Passage given |
— start —
The second term must be equal to zero, because the different measurements of x i are independent, i.e.

$$\left\langle {x_{i} x_{j} } \right\rangle = 0$$
(11)

One way to look at this is that the N2 terms for the variance of the average of N things reduces to just N terms because of measurement independence, and so instead of a dependence on √(N2), we get √N.

Reporting data, box plots

Although 95 % is a standard for a confidence interval, there are variations worth knowing. The first is that “1.96” is often simply replaced with “2.0”, a ‘two-sigma’ error bar, since this makes very little difference (95.4 % compared to 95.0 %). However, this leads to error bars that are based on the number of sigmas, not a percentage. So, for instance, a one-sigma error bar (not uncommon) contains 68.2 %, roughly two-thirds, of expected outcomes; a three-sigma error bar (unusual) contains about 99.7 %. It is important a researcher is clear as to which is being presented—especially if the smaller one-sigma error bars are reported. No report is complete unless the meaning of presented error bars is explicitly recorded.
— end —
Data entries |
— start —
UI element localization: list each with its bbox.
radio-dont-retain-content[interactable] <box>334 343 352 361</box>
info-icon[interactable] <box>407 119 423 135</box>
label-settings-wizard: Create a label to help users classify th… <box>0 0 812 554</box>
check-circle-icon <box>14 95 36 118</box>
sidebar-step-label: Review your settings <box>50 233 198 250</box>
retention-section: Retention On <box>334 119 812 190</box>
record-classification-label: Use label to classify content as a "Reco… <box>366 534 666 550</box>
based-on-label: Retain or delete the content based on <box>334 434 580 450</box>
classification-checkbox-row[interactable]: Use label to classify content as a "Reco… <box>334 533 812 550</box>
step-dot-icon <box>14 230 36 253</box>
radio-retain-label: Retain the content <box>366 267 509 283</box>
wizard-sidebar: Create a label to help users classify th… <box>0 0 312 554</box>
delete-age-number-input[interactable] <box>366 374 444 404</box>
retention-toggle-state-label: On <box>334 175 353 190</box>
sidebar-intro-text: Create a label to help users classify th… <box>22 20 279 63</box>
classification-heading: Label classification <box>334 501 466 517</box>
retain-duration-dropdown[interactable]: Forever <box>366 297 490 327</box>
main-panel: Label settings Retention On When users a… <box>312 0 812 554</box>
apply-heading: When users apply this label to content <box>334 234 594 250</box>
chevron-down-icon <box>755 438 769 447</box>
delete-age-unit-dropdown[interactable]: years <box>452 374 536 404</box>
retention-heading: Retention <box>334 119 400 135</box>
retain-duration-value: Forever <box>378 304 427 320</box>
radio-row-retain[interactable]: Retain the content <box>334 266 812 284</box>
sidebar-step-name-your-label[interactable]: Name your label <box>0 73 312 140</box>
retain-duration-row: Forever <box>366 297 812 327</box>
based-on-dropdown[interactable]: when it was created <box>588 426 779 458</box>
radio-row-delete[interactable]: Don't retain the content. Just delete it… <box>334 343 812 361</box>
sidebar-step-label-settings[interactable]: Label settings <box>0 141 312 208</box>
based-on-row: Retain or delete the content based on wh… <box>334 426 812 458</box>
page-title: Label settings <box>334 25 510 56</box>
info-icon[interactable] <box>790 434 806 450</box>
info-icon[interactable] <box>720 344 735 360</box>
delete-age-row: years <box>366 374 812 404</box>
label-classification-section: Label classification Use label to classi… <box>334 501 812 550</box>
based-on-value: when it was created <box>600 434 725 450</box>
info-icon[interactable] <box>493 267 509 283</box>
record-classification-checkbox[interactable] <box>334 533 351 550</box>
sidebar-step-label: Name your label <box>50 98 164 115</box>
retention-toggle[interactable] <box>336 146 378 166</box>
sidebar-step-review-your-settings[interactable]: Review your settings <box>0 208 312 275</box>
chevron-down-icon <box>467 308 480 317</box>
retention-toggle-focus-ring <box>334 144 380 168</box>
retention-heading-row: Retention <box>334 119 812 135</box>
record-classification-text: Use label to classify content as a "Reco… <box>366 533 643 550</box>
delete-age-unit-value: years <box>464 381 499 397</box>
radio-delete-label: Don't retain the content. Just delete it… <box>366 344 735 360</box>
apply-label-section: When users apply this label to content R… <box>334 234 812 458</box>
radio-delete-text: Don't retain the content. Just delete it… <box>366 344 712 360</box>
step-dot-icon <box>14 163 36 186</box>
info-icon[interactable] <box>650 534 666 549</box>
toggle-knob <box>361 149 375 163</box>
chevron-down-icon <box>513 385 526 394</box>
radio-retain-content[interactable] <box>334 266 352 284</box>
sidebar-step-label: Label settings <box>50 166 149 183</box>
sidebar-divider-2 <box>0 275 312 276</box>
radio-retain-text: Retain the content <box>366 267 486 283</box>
— end —
Exercise instructions |
a – Using the passage on error bars, explain in one to three sentences why "1.96" is often replaced with "2.0".
b – According to the passage on error bars, about what percentage of expected outcomes does a three-sigma error bar contain?
c – From the passage on error bars, return the part that begins at the words "Reporting data, box" and stops after the words "is explicitly recorded.", copied word for word.

Solutions for each task |
a – The swap makes very little difference: a two-sigma error bar covers 95.4 % of expected outcomes, compared with 95.0 % for 1.96.

b – About 99.7 %.

c –
Reporting data, box plots

Although 95 % is a standard for a confidence interval, there are variations worth knowing. The first is that “1.96” is often simply replaced with “2.0”, a ‘two-sigma’ error bar, since this makes very little difference (95.4 % compared to 95.0 %). However, this leads to error bars that are based on the number of sigmas, not a percentage. So, for instance, a one-sigma error bar (not uncommon) contains 68.2 %, roughly two-thirds, of expected outcomes; a three-sigma error bar (unusual) contains about 99.7 %. It is important a researcher is clear as to which is being presented—especially if the smaller one-sigma error bars are reported. No report is complete unless the meaning of presented error bars is explicitly recorded.